# SHORT EXERCISE:
Using the data below, repeat all of it precisely.

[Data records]

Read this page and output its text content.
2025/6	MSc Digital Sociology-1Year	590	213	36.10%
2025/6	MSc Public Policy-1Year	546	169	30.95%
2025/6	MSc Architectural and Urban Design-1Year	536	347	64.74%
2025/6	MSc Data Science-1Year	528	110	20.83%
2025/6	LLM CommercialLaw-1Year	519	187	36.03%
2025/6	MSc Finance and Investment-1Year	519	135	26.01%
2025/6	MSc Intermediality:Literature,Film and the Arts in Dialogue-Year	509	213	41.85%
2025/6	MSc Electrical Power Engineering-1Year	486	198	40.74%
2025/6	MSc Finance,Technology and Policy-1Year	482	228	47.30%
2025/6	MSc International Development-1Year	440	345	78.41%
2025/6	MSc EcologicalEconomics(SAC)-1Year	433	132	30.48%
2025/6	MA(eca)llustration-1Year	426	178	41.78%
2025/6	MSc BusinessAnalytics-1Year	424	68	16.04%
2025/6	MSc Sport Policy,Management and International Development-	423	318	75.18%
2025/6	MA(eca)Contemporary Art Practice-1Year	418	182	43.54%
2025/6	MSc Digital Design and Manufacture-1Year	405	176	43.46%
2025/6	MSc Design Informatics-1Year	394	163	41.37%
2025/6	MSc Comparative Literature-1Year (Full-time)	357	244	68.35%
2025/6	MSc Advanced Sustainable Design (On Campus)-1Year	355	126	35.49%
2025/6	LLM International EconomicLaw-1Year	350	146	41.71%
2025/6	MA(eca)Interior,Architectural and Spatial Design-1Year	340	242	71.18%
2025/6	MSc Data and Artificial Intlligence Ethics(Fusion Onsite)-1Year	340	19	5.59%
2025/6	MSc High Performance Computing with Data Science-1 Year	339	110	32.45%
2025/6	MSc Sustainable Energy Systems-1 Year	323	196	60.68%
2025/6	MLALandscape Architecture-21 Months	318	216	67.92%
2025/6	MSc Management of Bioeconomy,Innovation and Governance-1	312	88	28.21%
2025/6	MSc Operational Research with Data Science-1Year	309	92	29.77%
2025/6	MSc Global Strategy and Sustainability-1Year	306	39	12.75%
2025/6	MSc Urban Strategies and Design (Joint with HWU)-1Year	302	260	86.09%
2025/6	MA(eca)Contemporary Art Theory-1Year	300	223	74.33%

# WORKED ANSWER:
Read this page and output its text content.
2025/6	MSc Digital Sociology-1Year	590	213	36.10%
2025/6	MSc Public Policy-1Year	546	169	30.95%
2025/6	MSc Architectural and Urban Design-1Year	536	347	64.74%
2025/6	MSc Data Science-1Year	528	110	20.83%
2025/6	LLM CommercialLaw-1Year	519	187	36.03%
2025/6	MSc Finance and Investment-1Year	519	135	26.01%
2025/6	MSc Intermediality:Literature,Film and the Arts in Dialogue-Year	509	213	41.85%
2025/6	MSc Electrical Power Engineering-1Year	486	198	40.74%
2025/6	MSc Finance,Technology and Policy-1Year	482	228	47.30%
2025/6	MSc International Development-1Year	440	345	78.41%
2025/6	MSc EcologicalEconomics(SAC)-1Year	433	132	30.48%
2025/6	MA(eca)llustration-1Year	426	178	41.78%
2025/6	MSc BusinessAnalytics-1Year	424	68	16.04%
2025/6	MSc Sport Policy,Management and International Development-	423	318	75.18%
2025/6	MA(eca)Contemporary Art Practice-1Year	418	182	43.54%
2025/6	MSc Digital Design and Manufacture-1Year	405	176	43.46%
2025/6	MSc Design Informatics-1Year	394	163	41.37%
2025/6	MSc Comparative Literature-1Year (Full-time)	357	244	68.35%
2025/6	MSc Advanced Sustainable Design (On Campus)-1Year	355	126	35.49%
2025/6	LLM International EconomicLaw-1Year	350	146	41.71%
2025/6	MA(eca)Interior,Architectural and Spatial Design-1Year	340	242	71.18%
2025/6	MSc Data and Artificial Intlligence Ethics(Fusion Onsite)-1Year	340	19	5.59%
2025/6	MSc High Performance Computing with Data Science-1 Year	339	110	32.45%
2025/6	MSc Sustainable Energy Systems-1 Year	323	196	60.68%
2025/6	MLALandscape Architecture-21 Months	318	216	67.92%
2025/6	MSc Management of Bioeconomy,Innovation and Governance-1	312	88	28.21%
2025/6	MSc Operational Research with Data Science-1Year	309	92	29.77%
2025/6	MSc Global Strategy and Sustainability-1Year	306	39	12.75%
2025/6	MSc Urban Strategies and Design (Joint with HWU)-1Year	302	260	86.09%
2025/6	MA(eca)Contemporary Art Theory-1Year	300	223	74.33%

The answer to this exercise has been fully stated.